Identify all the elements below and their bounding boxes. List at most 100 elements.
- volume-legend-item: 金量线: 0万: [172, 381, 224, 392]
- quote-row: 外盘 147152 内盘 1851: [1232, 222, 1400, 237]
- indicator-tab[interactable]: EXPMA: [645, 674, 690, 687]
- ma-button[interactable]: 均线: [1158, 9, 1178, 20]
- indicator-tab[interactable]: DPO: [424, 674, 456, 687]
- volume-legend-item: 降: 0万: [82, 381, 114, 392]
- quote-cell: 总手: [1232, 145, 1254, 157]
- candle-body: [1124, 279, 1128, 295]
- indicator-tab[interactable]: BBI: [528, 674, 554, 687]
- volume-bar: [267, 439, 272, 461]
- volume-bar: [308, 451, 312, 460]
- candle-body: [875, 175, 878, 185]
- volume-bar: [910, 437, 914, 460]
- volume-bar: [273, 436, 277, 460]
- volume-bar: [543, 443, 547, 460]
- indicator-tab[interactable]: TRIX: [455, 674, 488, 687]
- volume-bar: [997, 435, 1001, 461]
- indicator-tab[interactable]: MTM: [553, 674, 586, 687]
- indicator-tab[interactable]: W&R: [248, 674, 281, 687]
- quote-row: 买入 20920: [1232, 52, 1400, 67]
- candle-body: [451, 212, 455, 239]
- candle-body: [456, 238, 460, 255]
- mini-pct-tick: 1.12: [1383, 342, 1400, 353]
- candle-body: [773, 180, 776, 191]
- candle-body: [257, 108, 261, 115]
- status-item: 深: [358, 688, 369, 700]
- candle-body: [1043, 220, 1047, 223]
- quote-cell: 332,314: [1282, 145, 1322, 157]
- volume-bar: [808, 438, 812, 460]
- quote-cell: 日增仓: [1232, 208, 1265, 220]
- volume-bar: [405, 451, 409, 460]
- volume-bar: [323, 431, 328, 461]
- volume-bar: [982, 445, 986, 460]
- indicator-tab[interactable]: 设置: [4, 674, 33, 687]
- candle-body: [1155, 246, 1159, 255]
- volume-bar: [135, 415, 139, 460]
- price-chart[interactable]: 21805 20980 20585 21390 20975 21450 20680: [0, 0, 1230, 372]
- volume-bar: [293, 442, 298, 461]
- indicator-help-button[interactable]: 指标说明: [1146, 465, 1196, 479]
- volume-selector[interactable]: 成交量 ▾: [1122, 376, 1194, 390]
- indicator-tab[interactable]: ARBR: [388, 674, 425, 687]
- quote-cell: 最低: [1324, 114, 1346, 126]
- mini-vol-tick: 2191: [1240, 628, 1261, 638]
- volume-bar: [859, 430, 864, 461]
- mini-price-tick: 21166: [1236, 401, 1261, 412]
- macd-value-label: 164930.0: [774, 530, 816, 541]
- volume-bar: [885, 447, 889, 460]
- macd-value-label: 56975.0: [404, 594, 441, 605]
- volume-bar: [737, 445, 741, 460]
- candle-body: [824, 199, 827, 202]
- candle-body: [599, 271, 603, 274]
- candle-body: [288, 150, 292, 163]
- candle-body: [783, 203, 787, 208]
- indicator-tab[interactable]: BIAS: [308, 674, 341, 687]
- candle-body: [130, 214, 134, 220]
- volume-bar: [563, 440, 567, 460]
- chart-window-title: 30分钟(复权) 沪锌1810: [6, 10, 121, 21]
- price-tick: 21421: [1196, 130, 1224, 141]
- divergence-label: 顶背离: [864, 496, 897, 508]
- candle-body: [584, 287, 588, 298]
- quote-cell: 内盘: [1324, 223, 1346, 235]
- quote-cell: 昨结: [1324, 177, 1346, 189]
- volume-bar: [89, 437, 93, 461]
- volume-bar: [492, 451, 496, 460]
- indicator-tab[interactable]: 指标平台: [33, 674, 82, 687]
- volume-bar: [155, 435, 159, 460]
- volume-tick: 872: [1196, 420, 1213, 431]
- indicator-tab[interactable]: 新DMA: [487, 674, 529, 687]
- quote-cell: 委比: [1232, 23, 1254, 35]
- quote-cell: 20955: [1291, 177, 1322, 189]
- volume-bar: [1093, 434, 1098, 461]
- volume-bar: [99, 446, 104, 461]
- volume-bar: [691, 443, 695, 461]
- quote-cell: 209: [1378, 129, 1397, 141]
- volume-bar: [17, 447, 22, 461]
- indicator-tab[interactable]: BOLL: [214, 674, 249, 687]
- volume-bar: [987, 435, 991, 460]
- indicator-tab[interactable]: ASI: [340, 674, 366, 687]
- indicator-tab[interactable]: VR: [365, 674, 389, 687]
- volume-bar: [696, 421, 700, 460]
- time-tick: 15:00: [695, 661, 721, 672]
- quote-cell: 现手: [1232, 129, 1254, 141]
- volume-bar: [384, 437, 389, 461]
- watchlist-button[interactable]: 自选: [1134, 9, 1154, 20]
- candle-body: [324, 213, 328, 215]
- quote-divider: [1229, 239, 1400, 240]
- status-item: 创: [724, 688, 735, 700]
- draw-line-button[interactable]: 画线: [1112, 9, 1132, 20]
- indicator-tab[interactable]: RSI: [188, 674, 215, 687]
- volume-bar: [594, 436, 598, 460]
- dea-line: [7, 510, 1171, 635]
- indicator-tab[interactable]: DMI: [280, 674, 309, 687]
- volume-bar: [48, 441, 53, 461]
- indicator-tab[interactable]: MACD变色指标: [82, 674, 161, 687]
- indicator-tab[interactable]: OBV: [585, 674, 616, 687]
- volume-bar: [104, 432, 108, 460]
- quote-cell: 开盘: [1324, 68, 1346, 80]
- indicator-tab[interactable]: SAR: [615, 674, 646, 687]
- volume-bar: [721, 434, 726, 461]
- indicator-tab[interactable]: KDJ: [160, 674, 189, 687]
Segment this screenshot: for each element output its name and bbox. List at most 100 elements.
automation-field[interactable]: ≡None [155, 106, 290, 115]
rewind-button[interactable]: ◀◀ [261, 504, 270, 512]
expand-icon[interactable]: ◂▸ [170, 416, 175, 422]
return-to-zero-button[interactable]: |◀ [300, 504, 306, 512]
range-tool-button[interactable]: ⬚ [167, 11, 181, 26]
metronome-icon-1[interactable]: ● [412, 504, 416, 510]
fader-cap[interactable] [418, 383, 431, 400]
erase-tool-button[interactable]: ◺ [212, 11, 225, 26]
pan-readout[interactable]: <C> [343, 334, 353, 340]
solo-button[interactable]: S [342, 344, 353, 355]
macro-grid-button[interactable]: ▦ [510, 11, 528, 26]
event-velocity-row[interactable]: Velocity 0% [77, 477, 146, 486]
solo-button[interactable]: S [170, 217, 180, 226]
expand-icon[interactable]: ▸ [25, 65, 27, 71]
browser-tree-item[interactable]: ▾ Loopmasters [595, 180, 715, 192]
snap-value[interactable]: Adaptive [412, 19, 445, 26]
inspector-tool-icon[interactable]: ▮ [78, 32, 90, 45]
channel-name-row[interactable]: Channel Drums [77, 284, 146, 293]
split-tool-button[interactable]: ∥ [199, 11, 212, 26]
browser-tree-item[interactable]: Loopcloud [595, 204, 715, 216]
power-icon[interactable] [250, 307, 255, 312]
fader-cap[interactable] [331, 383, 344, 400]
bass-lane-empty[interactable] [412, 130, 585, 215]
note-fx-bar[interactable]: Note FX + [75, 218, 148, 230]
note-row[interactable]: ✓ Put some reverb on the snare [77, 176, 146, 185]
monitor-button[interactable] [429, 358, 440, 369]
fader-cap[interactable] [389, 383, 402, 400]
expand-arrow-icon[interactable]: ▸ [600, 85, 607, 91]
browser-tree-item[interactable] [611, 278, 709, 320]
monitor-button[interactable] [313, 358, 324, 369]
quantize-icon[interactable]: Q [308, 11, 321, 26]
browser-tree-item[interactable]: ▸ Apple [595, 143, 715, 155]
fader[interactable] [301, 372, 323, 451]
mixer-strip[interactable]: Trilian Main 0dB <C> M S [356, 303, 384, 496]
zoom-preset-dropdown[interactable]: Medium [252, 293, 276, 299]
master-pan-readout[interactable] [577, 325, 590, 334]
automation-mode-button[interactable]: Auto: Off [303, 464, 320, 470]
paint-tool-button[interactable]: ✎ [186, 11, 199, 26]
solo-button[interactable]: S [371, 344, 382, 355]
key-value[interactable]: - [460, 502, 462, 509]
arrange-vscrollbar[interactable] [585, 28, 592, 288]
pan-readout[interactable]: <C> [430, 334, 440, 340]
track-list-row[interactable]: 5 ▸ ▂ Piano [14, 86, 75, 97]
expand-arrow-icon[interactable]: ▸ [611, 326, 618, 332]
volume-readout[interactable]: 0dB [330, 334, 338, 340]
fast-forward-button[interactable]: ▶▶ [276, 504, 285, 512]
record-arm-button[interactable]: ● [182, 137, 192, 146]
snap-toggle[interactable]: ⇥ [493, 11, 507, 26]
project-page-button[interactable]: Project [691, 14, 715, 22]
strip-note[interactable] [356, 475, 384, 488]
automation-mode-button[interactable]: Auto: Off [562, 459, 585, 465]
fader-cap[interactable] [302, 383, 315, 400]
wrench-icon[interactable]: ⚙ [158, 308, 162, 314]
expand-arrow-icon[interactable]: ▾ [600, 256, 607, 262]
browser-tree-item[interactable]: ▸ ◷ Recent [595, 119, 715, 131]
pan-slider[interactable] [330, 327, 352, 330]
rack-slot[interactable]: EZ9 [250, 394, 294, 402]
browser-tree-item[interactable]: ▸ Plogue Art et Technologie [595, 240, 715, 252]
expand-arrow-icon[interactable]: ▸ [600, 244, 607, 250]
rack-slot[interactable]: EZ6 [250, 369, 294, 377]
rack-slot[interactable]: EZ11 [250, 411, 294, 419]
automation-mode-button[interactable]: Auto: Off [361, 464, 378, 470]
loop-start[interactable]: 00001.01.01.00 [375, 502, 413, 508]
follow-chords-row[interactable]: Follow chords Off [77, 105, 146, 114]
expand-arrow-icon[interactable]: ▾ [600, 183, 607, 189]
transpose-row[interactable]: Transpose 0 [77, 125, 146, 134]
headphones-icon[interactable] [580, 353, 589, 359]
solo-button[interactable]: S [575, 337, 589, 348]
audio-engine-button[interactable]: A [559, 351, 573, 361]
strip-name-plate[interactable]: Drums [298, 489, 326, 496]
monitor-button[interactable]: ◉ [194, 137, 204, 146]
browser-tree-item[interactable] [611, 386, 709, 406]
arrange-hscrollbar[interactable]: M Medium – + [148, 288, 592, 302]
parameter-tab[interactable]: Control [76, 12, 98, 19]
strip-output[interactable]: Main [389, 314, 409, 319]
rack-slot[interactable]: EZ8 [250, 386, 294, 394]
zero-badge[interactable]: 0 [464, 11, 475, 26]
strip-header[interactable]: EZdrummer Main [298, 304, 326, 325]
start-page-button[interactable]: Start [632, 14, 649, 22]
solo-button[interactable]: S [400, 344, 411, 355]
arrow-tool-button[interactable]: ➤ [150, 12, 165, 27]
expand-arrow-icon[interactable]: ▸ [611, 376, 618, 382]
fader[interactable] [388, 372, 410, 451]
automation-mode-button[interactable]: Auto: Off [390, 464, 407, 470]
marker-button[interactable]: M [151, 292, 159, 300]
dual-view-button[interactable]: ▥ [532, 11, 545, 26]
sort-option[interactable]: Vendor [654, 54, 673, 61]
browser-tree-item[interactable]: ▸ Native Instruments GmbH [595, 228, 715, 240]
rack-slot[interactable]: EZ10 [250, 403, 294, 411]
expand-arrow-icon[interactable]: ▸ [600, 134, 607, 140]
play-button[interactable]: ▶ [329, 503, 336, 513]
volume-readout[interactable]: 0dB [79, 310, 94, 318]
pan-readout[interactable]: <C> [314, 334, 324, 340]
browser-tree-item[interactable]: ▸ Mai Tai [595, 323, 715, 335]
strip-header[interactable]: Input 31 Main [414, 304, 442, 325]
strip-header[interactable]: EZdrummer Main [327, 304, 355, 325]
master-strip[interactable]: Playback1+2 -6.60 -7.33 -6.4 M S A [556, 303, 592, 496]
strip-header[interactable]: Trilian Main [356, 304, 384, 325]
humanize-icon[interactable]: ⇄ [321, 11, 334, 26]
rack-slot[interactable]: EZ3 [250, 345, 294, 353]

→ **REQUIREMENTS**: Give the lines of the records as a JSON list of strings, one string per line, starting at the very first line and ending at the line that contains "- quote-cell: 最低: [1324, 114, 1346, 126]". Include both ends and leave out any blank lines.

→ **SOLUTION**:
[
  "Identify all the elements below and their bounding boxes. List at most 100 elements.",
  "- volume-legend-item: 金量线: 0万: [172, 381, 224, 392]",
  "- quote-row: 外盘 147152 内盘 1851: [1232, 222, 1400, 237]",
  "- indicator-tab[interactable]: EXPMA: [645, 674, 690, 687]",
  "- ma-button[interactable]: 均线: [1158, 9, 1178, 20]",
  "- indicator-tab[interactable]: DPO: [424, 674, 456, 687]",
  "- volume-legend-item: 降: 0万: [82, 381, 114, 392]",
  "- quote-cell: 总手: [1232, 145, 1254, 157]",
  "- candle-body: [1124, 279, 1128, 295]",
  "- indicator-tab[interactable]: BBI: [528, 674, 554, 687]",
  "- volume-bar: [267, 439, 272, 461]",
  "- volume-bar: [308, 451, 312, 460]",
  "- candle-body: [875, 175, 878, 185]",
  "- volume-bar: [910, 437, 914, 460]",
  "- volume-bar: [273, 436, 277, 460]",
  "- volume-bar: [543, 443, 547, 460]",
  "- indicator-tab[interactable]: TRIX: [455, 674, 488, 687]",
  "- volume-bar: [997, 435, 1001, 461]",
  "- indicator-tab[interactable]: MTM: [553, 674, 586, 687]",
  "- indicator-tab[interactable]: W&R: [248, 674, 281, 687]",
  "- quote-row: 买入 20920: [1232, 52, 1400, 67]",
  "- candle-body: [451, 212, 455, 239]",
  "- candle-body: [456, 238, 460, 255]",
  "- mini-pct-tick: 1.12: [1383, 342, 1400, 353]",
  "- candle-body: [773, 180, 776, 191]",
  "- candle-body: [257, 108, 261, 115]",
  "- status-item: 深: [358, 688, 369, 700]",
  "- candle-body: [1043, 220, 1047, 223]",
  "- quote-cell: 332,314: [1282, 145, 1322, 157]",
  "- volume-bar: [808, 438, 812, 460]",
  "- quote-cell: 日增仓: [1232, 208, 1265, 220]",
  "- volume-bar: [405, 451, 409, 460]",
  "- volume-bar: [323, 431, 328, 461]",
  "- volume-bar: [982, 445, 986, 460]",
  "- indicator-tab[interactable]: 设置: [4, 674, 33, 687]",
  "- candle-body: [1155, 246, 1159, 255]",
  "- volume-bar: [135, 415, 139, 460]",
  "- price-chart[interactable]: 21805 20980 20585 21390 20975 21450 20680: [0, 0, 1230, 372]",
  "- volume-bar: [293, 442, 298, 461]",
  "- indicator-help-button[interactable]: 指标说明: [1146, 465, 1196, 479]",
  "- volume-selector[interactable]: 成交量 ▾: [1122, 376, 1194, 390]",
  "- indicator-tab[interactable]: ARBR: [388, 674, 425, 687]",
  "- quote-cell: 最低: [1324, 114, 1346, 126]"
]